Which lines below hold the word "plans"? Copy all of them.

-- start EXTRACTED INFORMATION --

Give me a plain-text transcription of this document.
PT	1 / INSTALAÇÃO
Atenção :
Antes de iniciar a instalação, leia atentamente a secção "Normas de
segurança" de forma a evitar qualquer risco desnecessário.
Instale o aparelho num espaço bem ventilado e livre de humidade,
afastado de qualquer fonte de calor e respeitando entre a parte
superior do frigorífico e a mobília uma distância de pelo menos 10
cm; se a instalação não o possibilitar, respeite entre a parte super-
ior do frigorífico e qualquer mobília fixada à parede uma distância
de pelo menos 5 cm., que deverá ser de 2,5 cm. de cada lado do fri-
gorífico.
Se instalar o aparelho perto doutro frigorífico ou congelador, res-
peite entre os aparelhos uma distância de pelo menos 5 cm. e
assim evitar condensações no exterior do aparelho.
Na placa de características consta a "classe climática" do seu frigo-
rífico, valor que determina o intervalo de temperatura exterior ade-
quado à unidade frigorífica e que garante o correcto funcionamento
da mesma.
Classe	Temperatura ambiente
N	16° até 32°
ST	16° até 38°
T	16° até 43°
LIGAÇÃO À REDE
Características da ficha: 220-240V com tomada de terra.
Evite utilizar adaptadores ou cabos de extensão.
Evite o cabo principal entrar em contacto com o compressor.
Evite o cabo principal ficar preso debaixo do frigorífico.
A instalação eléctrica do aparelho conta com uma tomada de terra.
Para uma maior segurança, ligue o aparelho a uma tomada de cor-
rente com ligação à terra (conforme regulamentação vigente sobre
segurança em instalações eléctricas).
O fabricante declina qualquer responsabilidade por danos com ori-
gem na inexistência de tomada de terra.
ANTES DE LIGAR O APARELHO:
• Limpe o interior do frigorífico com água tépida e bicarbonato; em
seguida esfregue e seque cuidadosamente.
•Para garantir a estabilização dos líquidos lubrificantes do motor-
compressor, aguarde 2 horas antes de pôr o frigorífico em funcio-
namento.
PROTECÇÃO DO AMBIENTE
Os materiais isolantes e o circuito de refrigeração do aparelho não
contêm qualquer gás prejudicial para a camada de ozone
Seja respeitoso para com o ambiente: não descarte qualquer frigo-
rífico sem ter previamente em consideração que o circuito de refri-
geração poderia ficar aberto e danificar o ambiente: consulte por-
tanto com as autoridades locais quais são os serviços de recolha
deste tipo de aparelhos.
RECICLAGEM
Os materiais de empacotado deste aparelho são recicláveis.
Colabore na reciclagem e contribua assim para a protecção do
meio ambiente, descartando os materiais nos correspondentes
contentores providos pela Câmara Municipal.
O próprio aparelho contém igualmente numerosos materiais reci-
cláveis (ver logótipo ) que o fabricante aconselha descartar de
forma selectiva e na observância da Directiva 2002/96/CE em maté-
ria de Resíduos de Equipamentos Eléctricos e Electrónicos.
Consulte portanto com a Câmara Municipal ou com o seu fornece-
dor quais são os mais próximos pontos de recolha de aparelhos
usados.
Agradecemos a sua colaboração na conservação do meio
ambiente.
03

-- end EXTRACTED INFORMATION --
-- start EXTRACTED INFORMATION --

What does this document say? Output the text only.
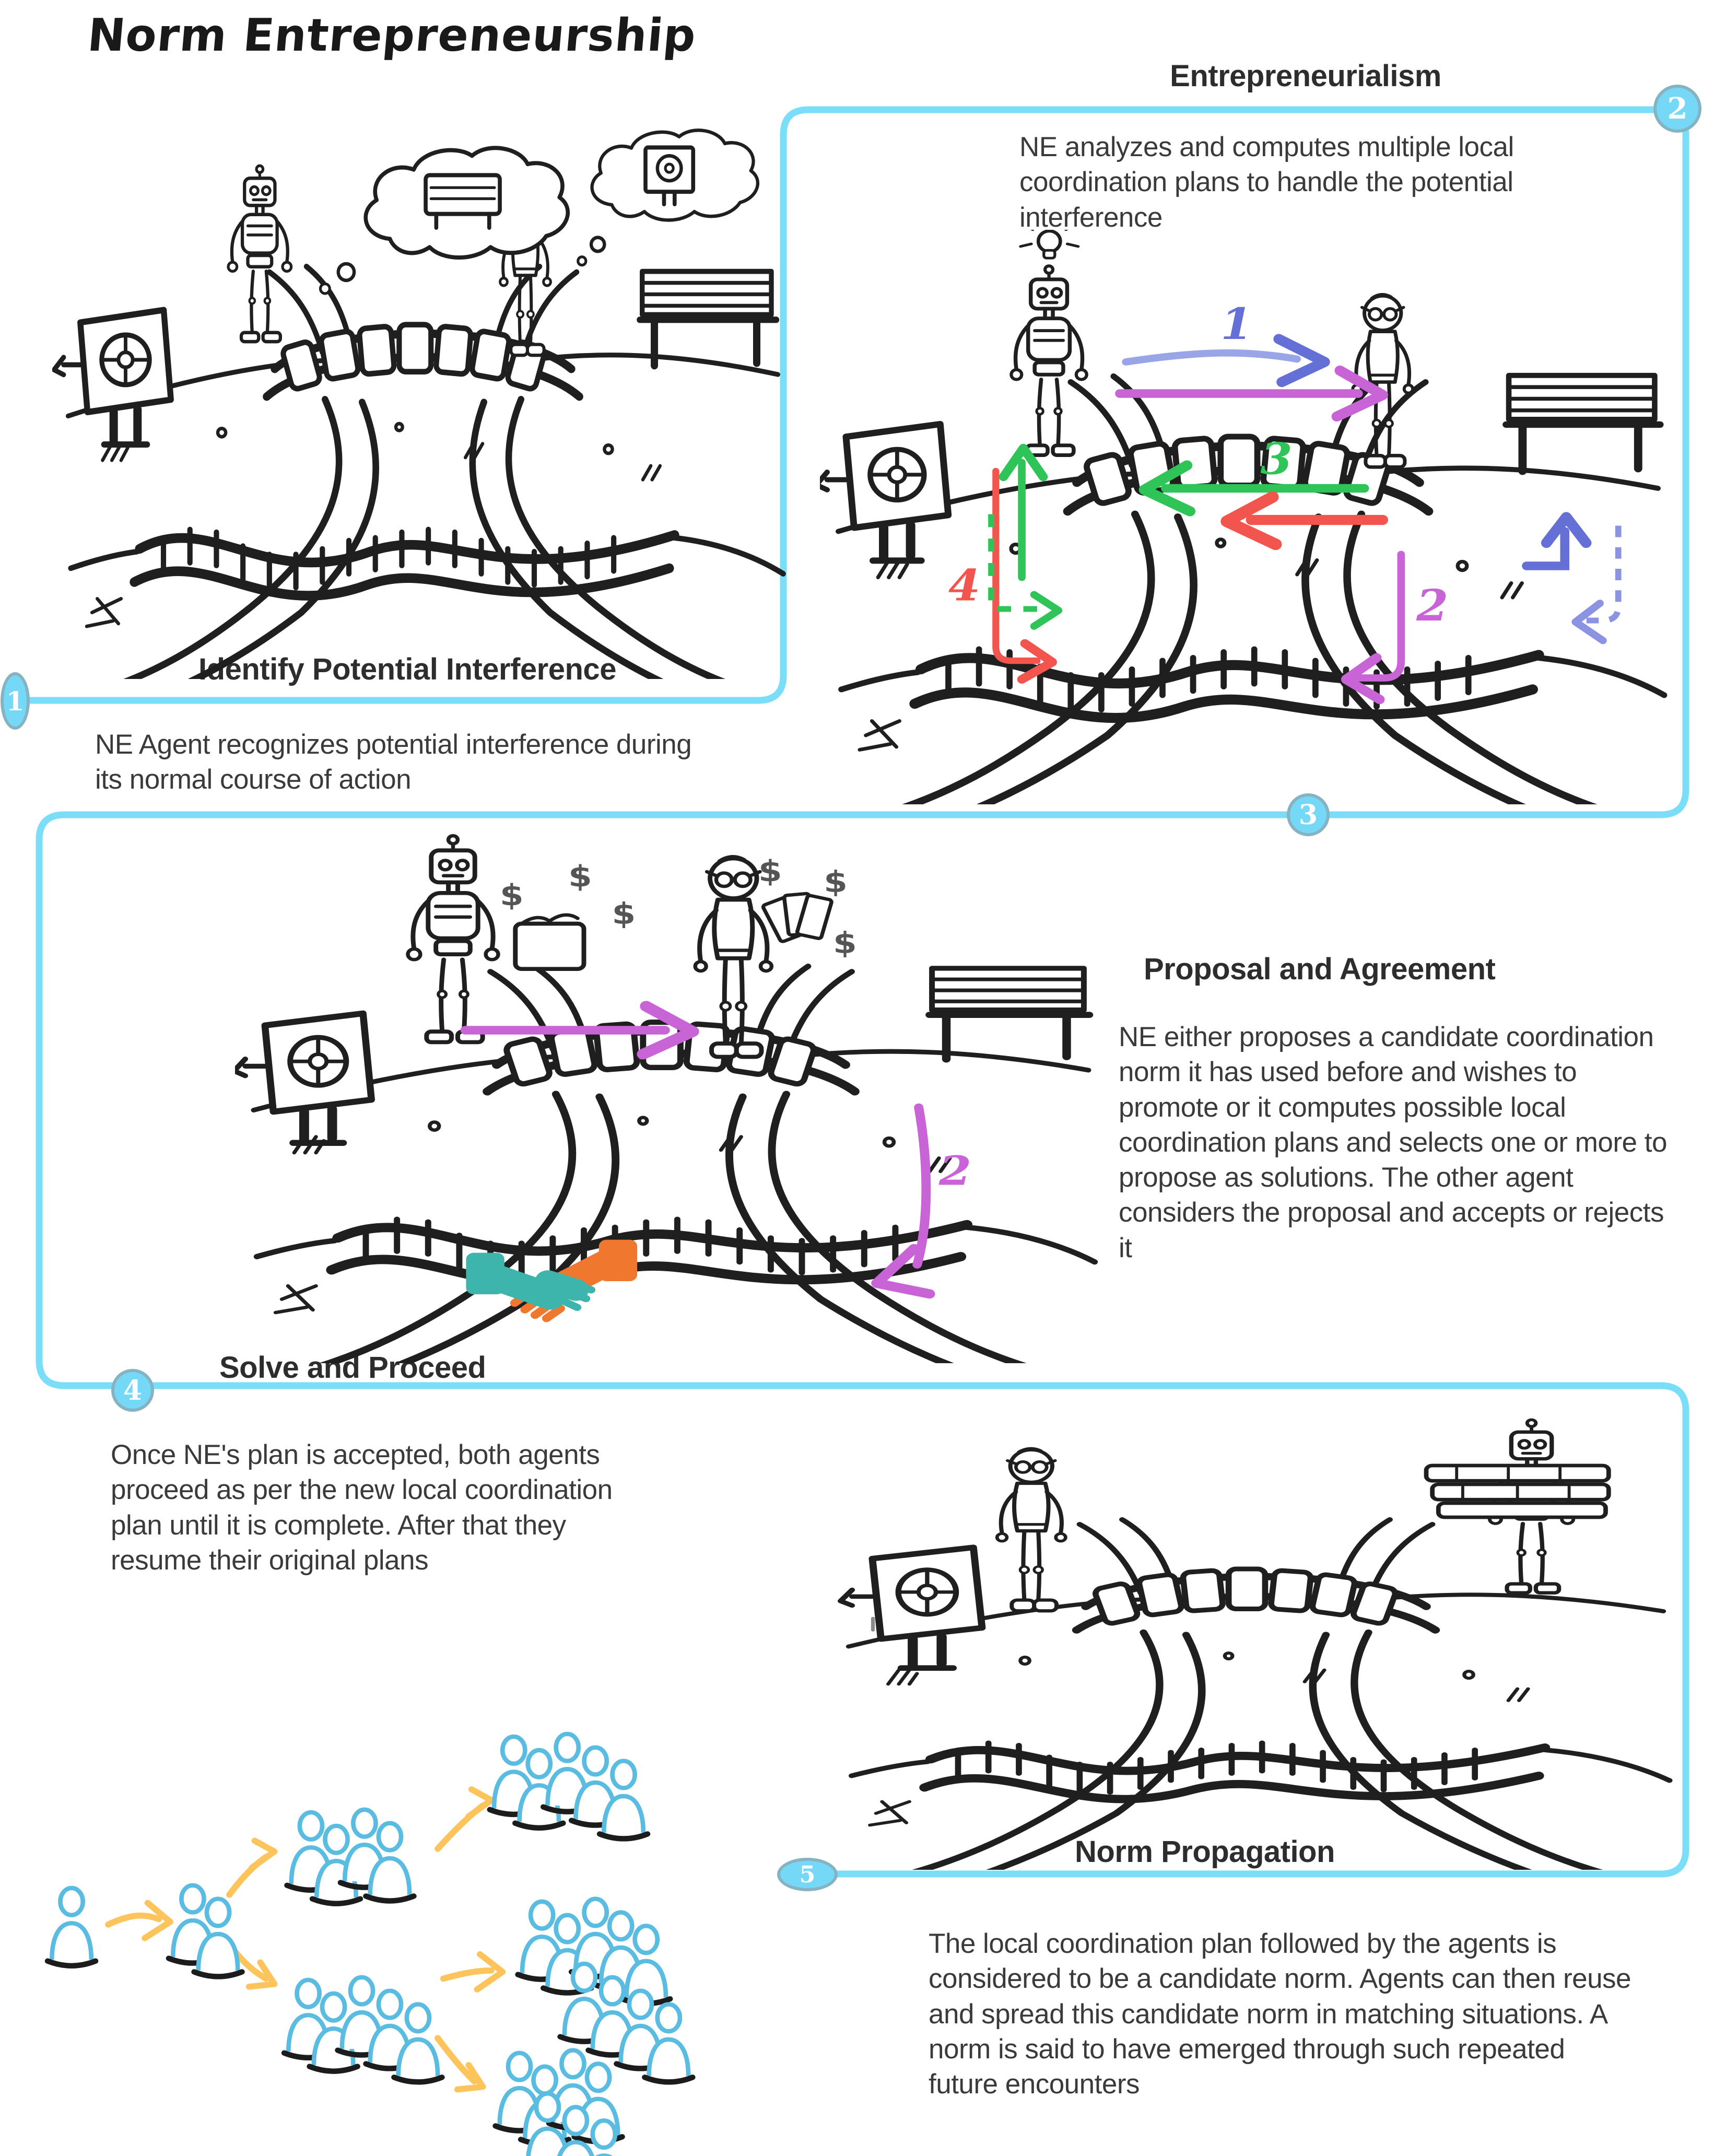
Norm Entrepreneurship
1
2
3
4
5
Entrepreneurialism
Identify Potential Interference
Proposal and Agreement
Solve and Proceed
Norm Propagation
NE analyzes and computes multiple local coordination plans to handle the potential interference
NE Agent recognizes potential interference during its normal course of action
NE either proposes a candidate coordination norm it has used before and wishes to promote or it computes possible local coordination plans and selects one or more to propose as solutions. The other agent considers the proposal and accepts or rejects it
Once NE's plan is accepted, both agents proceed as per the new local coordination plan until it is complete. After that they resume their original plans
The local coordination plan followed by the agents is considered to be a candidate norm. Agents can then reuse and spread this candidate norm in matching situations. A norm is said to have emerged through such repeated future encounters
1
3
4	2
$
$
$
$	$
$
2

-- end EXTRACTED INFORMATION --

> REPLY TO THE TASK:
NE analyzes and computes multiple local coordination plans to handle the potential interference
NE either proposes a candidate coordination norm it has used before and wishes to promote or it computes possible local coordination plans and selects one or more to propose as solutions. The other agent considers the proposal and accepts or rejects it
Once NE's plan is accepted, both agents proceed as per the new local coordination plan until it is complete. After that they resume their original plans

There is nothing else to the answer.